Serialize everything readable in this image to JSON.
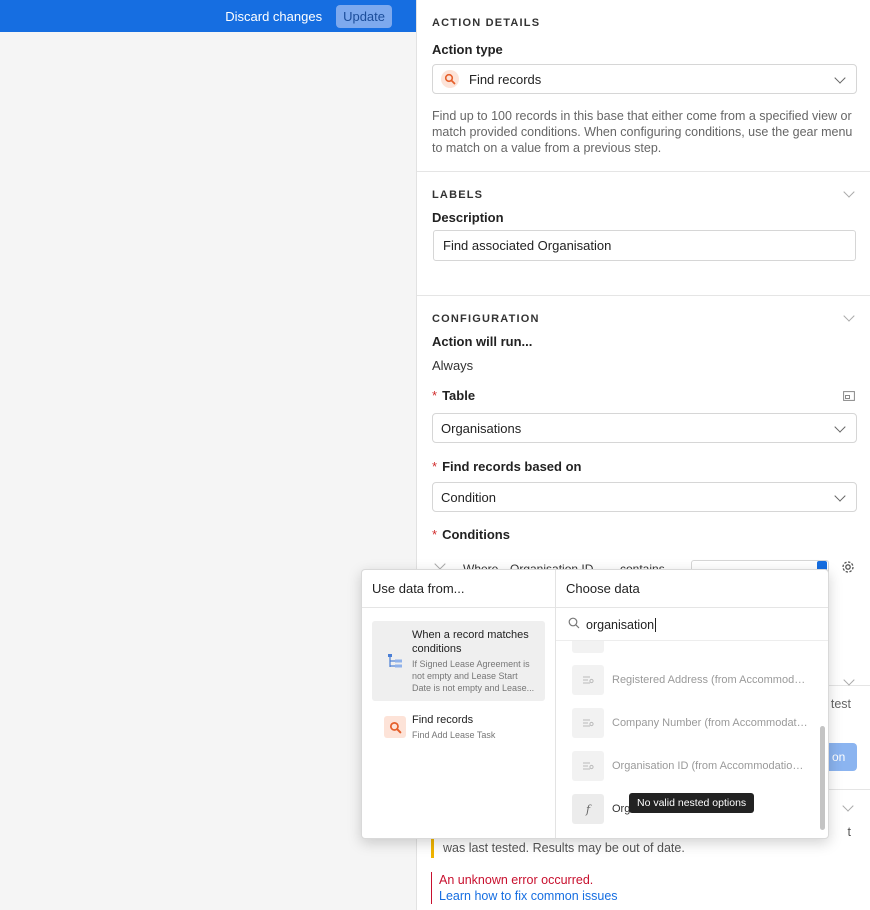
{
  "topbar": {
    "discard_label": "Discard changes",
    "update_label": "Update"
  },
  "action_details": {
    "section_title": "ACTION DETAILS",
    "action_type_label": "Action type",
    "action_type_value": "Find records",
    "description": "Find up to 100 records in this base that either come from a specified view or match provided conditions. When configuring conditions, use the gear menu to match on a value from a previous step."
  },
  "labels": {
    "section_title": "LABELS",
    "description_label": "Description",
    "description_value": "Find associated Organisation"
  },
  "configuration": {
    "section_title": "CONFIGURATION",
    "will_run_label": "Action will run...",
    "will_run_value": "Always",
    "table_label": "Table",
    "table_value": "Organisations",
    "find_based_label": "Find records based on",
    "find_based_value": "Condition",
    "conditions_label": "Conditions",
    "where_label": "Where",
    "field_value": "Organisation ID",
    "operator_value": "contains"
  },
  "test_section": {
    "partial_text": "test",
    "button_partial": "on",
    "warning_partial_1": "t",
    "warning_text": "was last tested. Results may be out of date.",
    "error_text": "An unknown error occurred.",
    "help_link": "Learn how to fix common issues"
  },
  "popup": {
    "left_header": "Use data from...",
    "right_header": "Choose data",
    "search_value": "organisation",
    "sources": [
      {
        "title": "When a record matches conditions",
        "subtitle": "If Signed Lease Agreement is not empty and Lease Start Date is not empty and Lease..."
      },
      {
        "title": "Find records",
        "subtitle": "Find Add Lease Task"
      }
    ],
    "data_items": [
      "Registered Address (from Accommodation...",
      "Company Number (from Accommodation...",
      "Organisation ID (from Accommodation ...",
      "Org"
    ],
    "tooltip": "No valid nested options"
  },
  "colors": {
    "primary_blue": "#166ee1",
    "error_red": "#c8102e",
    "link_blue": "#166ee1",
    "warning_yellow": "#f0b400"
  }
}
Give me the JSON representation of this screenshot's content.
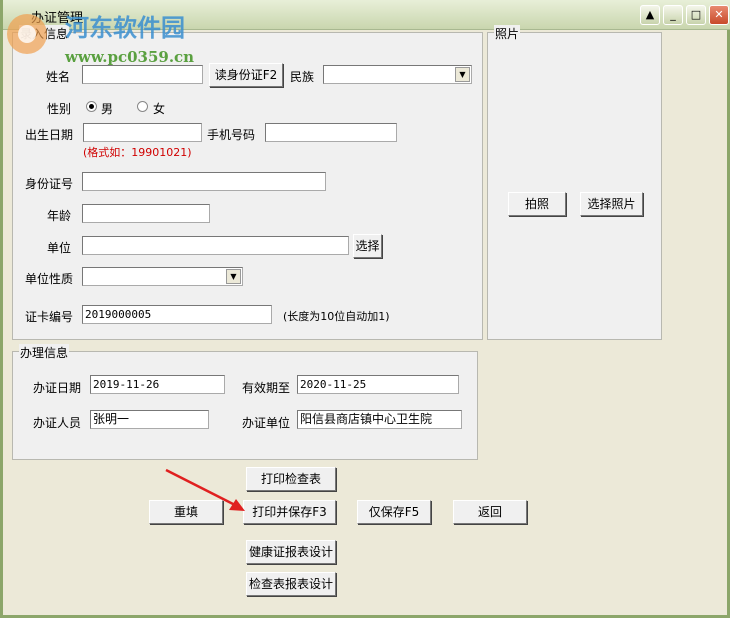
{
  "window": {
    "title": "办证管理",
    "controls": [
      "help",
      "minimize",
      "maximize",
      "close"
    ]
  },
  "watermark": {
    "name": "河东软件园",
    "url": "www.pc0359.cn"
  },
  "entry": {
    "group_label": "录入信息",
    "name_label": "姓名",
    "name_value": "",
    "read_id_button": "读身份证F2",
    "ethnicity_label": "民族",
    "ethnicity_value": "",
    "gender_label": "性别",
    "gender_options": [
      "男",
      "女"
    ],
    "gender_selected": "男",
    "birth_label": "出生日期",
    "birth_value": "",
    "phone_label": "手机号码",
    "phone_value": "",
    "birth_hint": "(格式如：19901021)",
    "id_label": "身份证号",
    "id_value": "",
    "age_label": "年龄",
    "age_value": "",
    "unit_label": "单位",
    "unit_value": "",
    "unit_select_button": "选择",
    "unit_type_label": "单位性质",
    "unit_type_value": "",
    "card_no_label": "证卡编号",
    "card_no_value": "2019000005",
    "card_no_hint": "(长度为10位自动加1)"
  },
  "photo": {
    "group_label": "照片",
    "take_button": "拍照",
    "choose_button": "选择照片"
  },
  "process": {
    "group_label": "办理信息",
    "date_label": "办证日期",
    "date_value": "2019-11-26",
    "valid_label": "有效期至",
    "valid_value": "2020-11-25",
    "staff_label": "办证人员",
    "staff_value": "张明一",
    "org_label": "办证单位",
    "org_value": "阳信县商店镇中心卫生院"
  },
  "actions": {
    "print_check": "打印检查表",
    "reset": "重填",
    "print_save": "打印并保存F3",
    "save_only": "仅保存F5",
    "back": "返回",
    "health_design": "健康证报表设计",
    "check_design": "检查表报表设计"
  },
  "colors": {
    "hint": "#d00000",
    "arrow": "#e02020"
  }
}
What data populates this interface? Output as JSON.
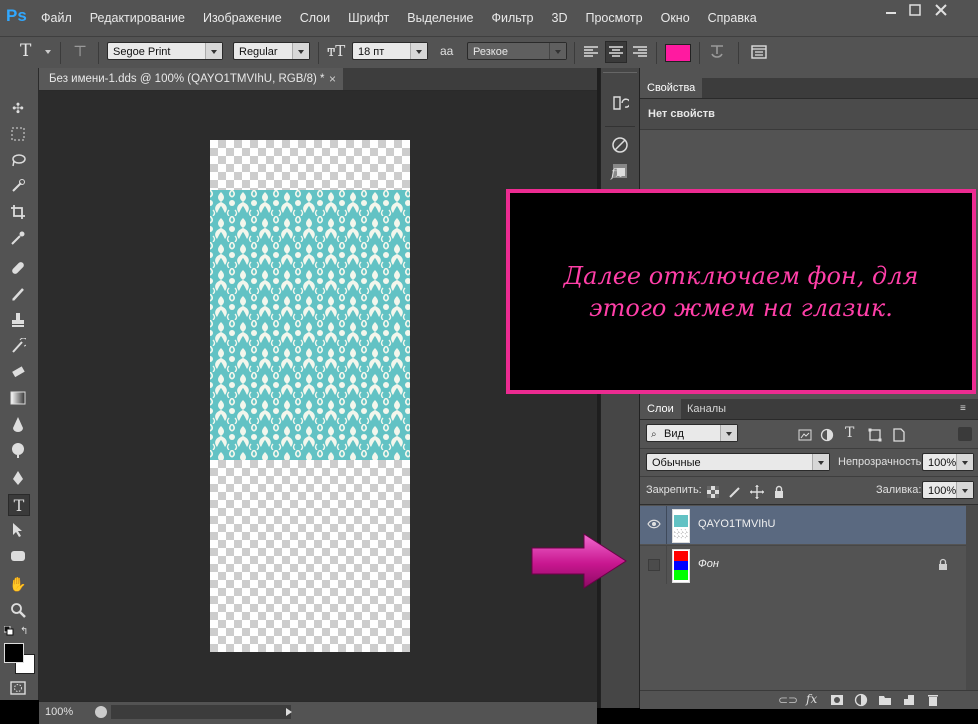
{
  "app": {
    "logo": "Ps"
  },
  "menu": [
    "Файл",
    "Редактирование",
    "Изображение",
    "Слои",
    "Шрифт",
    "Выделение",
    "Фильтр",
    "3D",
    "Просмотр",
    "Окно",
    "Справка"
  ],
  "options": {
    "font_family": "Segoe Print",
    "font_style": "Regular",
    "font_size": "18 пт",
    "antialias_label": "aa",
    "antialias": "Резкое",
    "color": "#ff1aa0"
  },
  "document": {
    "tab_title": "Без имени-1.dds @ 100% (QAYO1TMVIhU, RGB/8) *",
    "close_glyph": "×",
    "zoom": "100%"
  },
  "properties_panel": {
    "tab": "Свойства",
    "empty_text": "Нет свойств"
  },
  "callout": {
    "text": "Далее отключаем фон, для этого жмем на глазик.",
    "border_color": "#ec2b91",
    "text_color": "#ff3fa8"
  },
  "layers_panel": {
    "tabs": [
      "Слои",
      "Каналы"
    ],
    "filter": "Вид",
    "blend_mode": "Обычные",
    "opacity_label": "Непрозрачность:",
    "opacity": "100%",
    "lock_label": "Закрепить:",
    "fill_label": "Заливка:",
    "fill": "100%",
    "layers": [
      {
        "name": "QAYO1TMVIhU",
        "visible": true,
        "selected": true
      },
      {
        "name": "Фон",
        "visible": false,
        "selected": false,
        "locked": true
      }
    ]
  }
}
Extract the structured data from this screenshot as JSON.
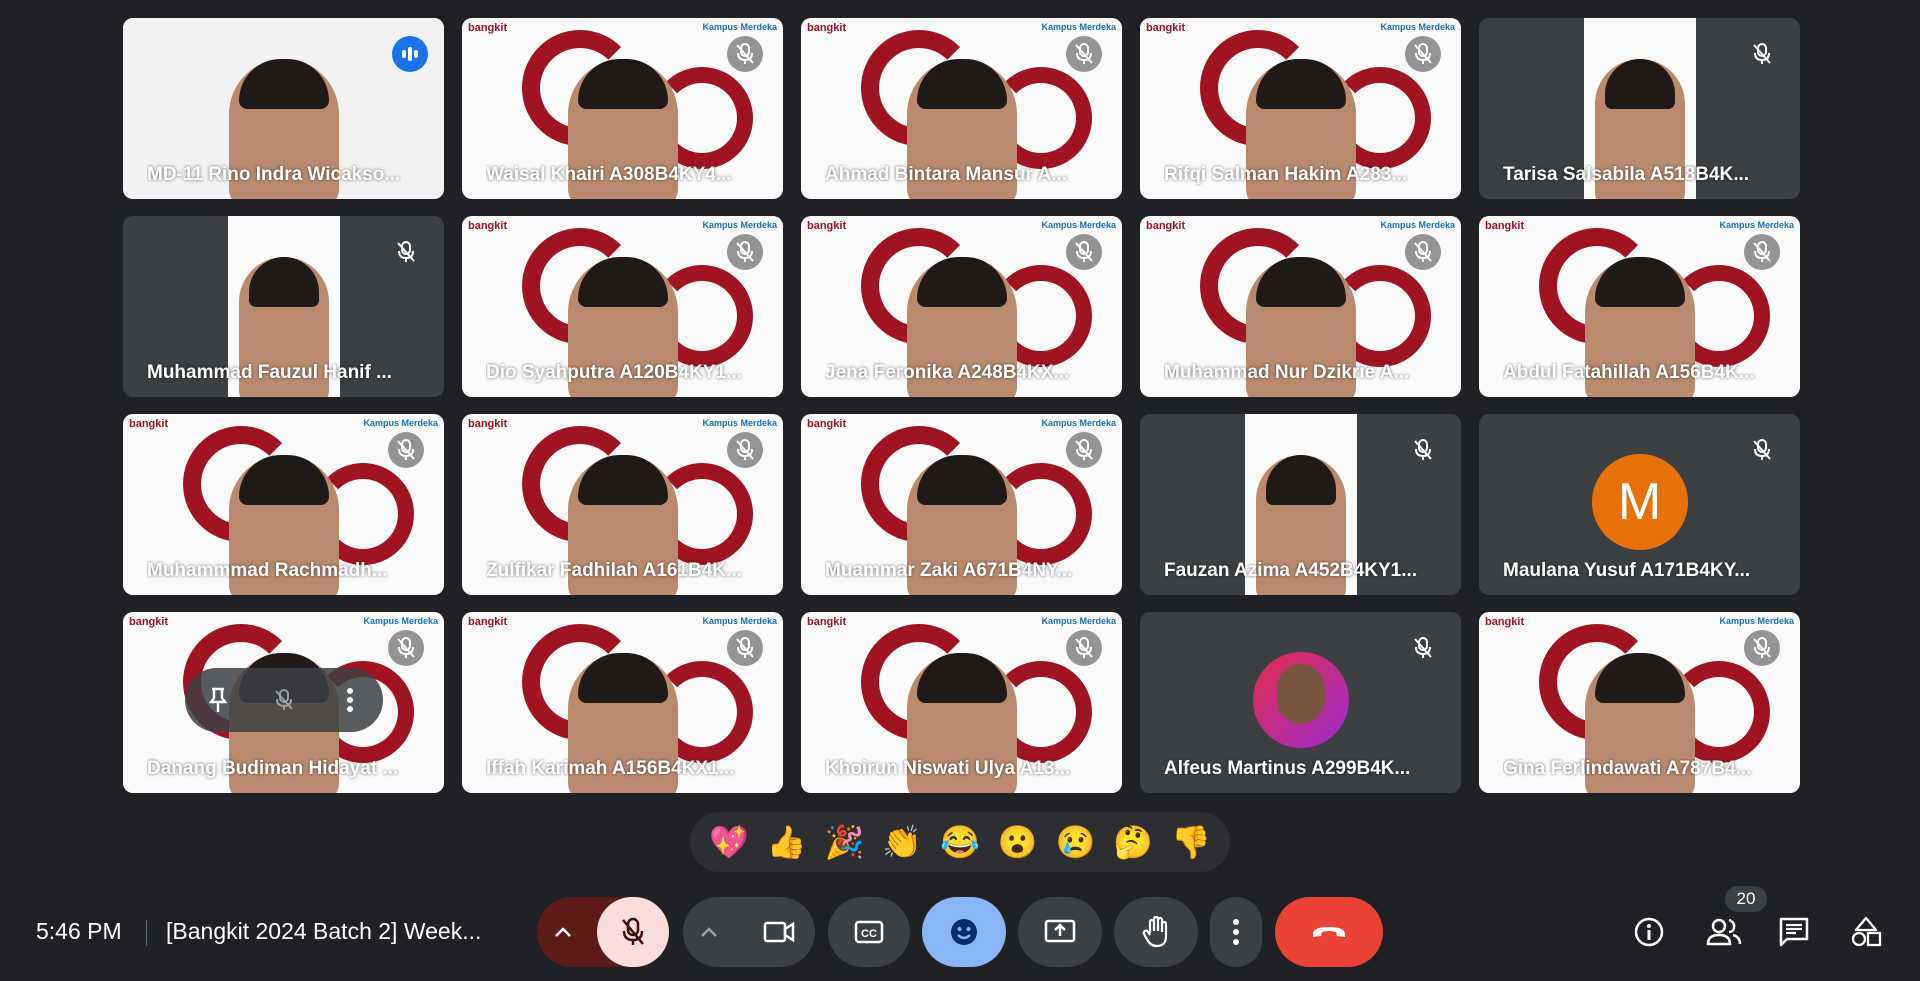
{
  "participants": [
    {
      "name": "MD-11 Rino Indra Wicakso...",
      "type": "video",
      "brand": false,
      "speaking": true
    },
    {
      "name": "Waisal Khairi A308B4KY4...",
      "type": "video",
      "brand": true,
      "muted": true
    },
    {
      "name": "Ahmad Bintara Mansur A...",
      "type": "video",
      "brand": true,
      "muted": true
    },
    {
      "name": "Rifqi Salman Hakim A283...",
      "type": "video",
      "brand": true,
      "muted": true
    },
    {
      "name": "Tarisa Salsabila A518B4K...",
      "type": "strip",
      "muted": true
    },
    {
      "name": "Muhammad Fauzul Hanif ...",
      "type": "strip",
      "muted": true
    },
    {
      "name": "Dio Syahputra A120B4KY1...",
      "type": "video",
      "brand": true,
      "muted": true
    },
    {
      "name": "Jena Feronika A248B4KX...",
      "type": "video",
      "brand": true,
      "muted": true
    },
    {
      "name": "Muhammad Nur Dzikrie A...",
      "type": "video",
      "brand": true,
      "muted": true
    },
    {
      "name": "Abdul Fatahillah A156B4K...",
      "type": "video",
      "brand": true,
      "muted": true
    },
    {
      "name": "Muhammmad Rachmadh...",
      "type": "video",
      "brand": true,
      "muted": true
    },
    {
      "name": "Zulfikar Fadhilah A161B4K...",
      "type": "video",
      "brand": true,
      "muted": true
    },
    {
      "name": "Muammar Zaki A671B4NY...",
      "type": "video",
      "brand": true,
      "muted": true
    },
    {
      "name": "Fauzan Azima A452B4KY1...",
      "type": "strip",
      "muted": true
    },
    {
      "name": "Maulana Yusuf A171B4KY...",
      "type": "letter",
      "letter": "M",
      "muted": true
    },
    {
      "name": "Danang Budiman Hidayat ...",
      "type": "video",
      "brand": true,
      "muted": true,
      "hover": true
    },
    {
      "name": "Iffah Karimah A156B4KX1...",
      "type": "video",
      "brand": true,
      "muted": true
    },
    {
      "name": "Khoirun Niswati Ulya A13...",
      "type": "video",
      "brand": true,
      "muted": true
    },
    {
      "name": "Alfeus Martinus A299B4K...",
      "type": "photo",
      "muted": true
    },
    {
      "name": "Gina Ferlindawati A787B4...",
      "type": "video",
      "brand": true,
      "muted": true
    }
  ],
  "brand": {
    "left": "bangkit",
    "right": "Kampus Merdeka"
  },
  "reactions": [
    "💖",
    "👍",
    "🎉",
    "👏",
    "😂",
    "😮",
    "😢",
    "🤔",
    "👎"
  ],
  "bottom_bar": {
    "time": "5:46 PM",
    "meeting_title": "[Bangkit 2024 Batch 2] Week...",
    "people_count": "20"
  },
  "colors": {
    "end_call": "#ea4335",
    "accent": "#8ab4f8",
    "mic_off_bg": "#f9dedc"
  }
}
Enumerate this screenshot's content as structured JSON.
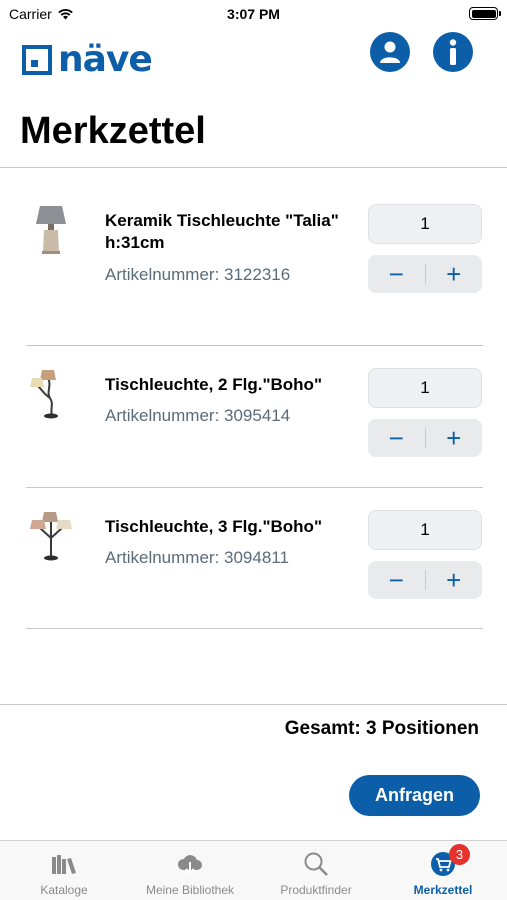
{
  "status_bar": {
    "carrier": "Carrier",
    "time": "3:07 PM"
  },
  "header": {
    "logo_text": "näve",
    "title": "Merkzettel"
  },
  "items": [
    {
      "name": "Keramik Tischleuchte \"Talia\" h:31cm",
      "article": "Artikelnummer: 3122316",
      "quantity": "1"
    },
    {
      "name": "Tischleuchte, 2 Flg.\"Boho\"",
      "article": "Artikelnummer: 3095414",
      "quantity": "1"
    },
    {
      "name": "Tischleuchte, 3 Flg.\"Boho\"",
      "article": "Artikelnummer: 3094811",
      "quantity": "1"
    }
  ],
  "stepper": {
    "minus": "−",
    "plus": "+"
  },
  "summary": {
    "total": "Gesamt: 3 Positionen",
    "request_label": "Anfragen"
  },
  "tabbar": {
    "tabs": [
      {
        "label": "Kataloge",
        "icon": "books-icon"
      },
      {
        "label": "Meine Bibliothek",
        "icon": "cloud-download-icon"
      },
      {
        "label": "Produktfinder",
        "icon": "search-icon"
      },
      {
        "label": "Merkzettel",
        "icon": "cart-icon",
        "badge": "3",
        "active": true
      }
    ]
  },
  "colors": {
    "brand": "#0d5ea8",
    "badge": "#e5322b"
  }
}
────
Which lines include the word "When"? Copy every one of them.

    "description": "Find up to 100 records in this base that either come from a specified view or match provided conditions. When configuring conditions, use the gear menu to match on a value from a previous step."
        "title": "When a record matches conditions",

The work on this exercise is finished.